:: Records shown ::
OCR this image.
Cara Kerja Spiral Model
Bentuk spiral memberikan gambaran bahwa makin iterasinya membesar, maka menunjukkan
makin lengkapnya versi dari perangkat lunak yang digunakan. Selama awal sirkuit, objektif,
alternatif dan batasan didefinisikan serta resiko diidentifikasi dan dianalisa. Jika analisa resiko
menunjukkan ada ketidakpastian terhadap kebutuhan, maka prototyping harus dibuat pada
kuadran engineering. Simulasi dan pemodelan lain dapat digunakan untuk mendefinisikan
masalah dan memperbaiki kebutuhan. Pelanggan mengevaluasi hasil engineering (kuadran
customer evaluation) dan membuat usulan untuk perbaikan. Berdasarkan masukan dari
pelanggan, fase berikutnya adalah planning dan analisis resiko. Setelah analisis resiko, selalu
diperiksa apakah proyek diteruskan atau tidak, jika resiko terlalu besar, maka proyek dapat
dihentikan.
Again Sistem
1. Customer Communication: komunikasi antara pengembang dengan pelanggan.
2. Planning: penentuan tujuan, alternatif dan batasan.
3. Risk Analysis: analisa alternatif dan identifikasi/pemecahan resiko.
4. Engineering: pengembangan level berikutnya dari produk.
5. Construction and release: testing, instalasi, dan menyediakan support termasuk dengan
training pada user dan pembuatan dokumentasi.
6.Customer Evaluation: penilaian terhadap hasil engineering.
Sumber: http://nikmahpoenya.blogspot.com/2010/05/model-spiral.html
:::
Repeat all the entries word for word.

Task result.
OCR this image.
Cara Kerja Spiral Model
Bentuk spiral memberikan gambaran bahwa makin iterasinya membesar, maka menunjukkan
makin lengkapnya versi dari perangkat lunak yang digunakan. Selama awal sirkuit, objektif,
alternatif dan batasan didefinisikan serta resiko diidentifikasi dan dianalisa. Jika analisa resiko
menunjukkan ada ketidakpastian terhadap kebutuhan, maka prototyping harus dibuat pada
kuadran engineering. Simulasi dan pemodelan lain dapat digunakan untuk mendefinisikan
masalah dan memperbaiki kebutuhan. Pelanggan mengevaluasi hasil engineering (kuadran
customer evaluation) dan membuat usulan untuk perbaikan. Berdasarkan masukan dari
pelanggan, fase berikutnya adalah planning dan analisis resiko. Setelah analisis resiko, selalu
diperiksa apakah proyek diteruskan atau tidak, jika resiko terlalu besar, maka proyek dapat
dihentikan.
Again Sistem
1. Customer Communication: komunikasi antara pengembang dengan pelanggan.
2. Planning: penentuan tujuan, alternatif dan batasan.
3. Risk Analysis: analisa alternatif dan identifikasi/pemecahan resiko.
4. Engineering: pengembangan level berikutnya dari produk.
5. Construction and release: testing, instalasi, dan menyediakan support termasuk dengan
training pada user dan pembuatan dokumentasi.
6.Customer Evaluation: penilaian terhadap hasil engineering.
Sumber: http://nikmahpoenya.blogspot.com/2010/05/model-spiral.html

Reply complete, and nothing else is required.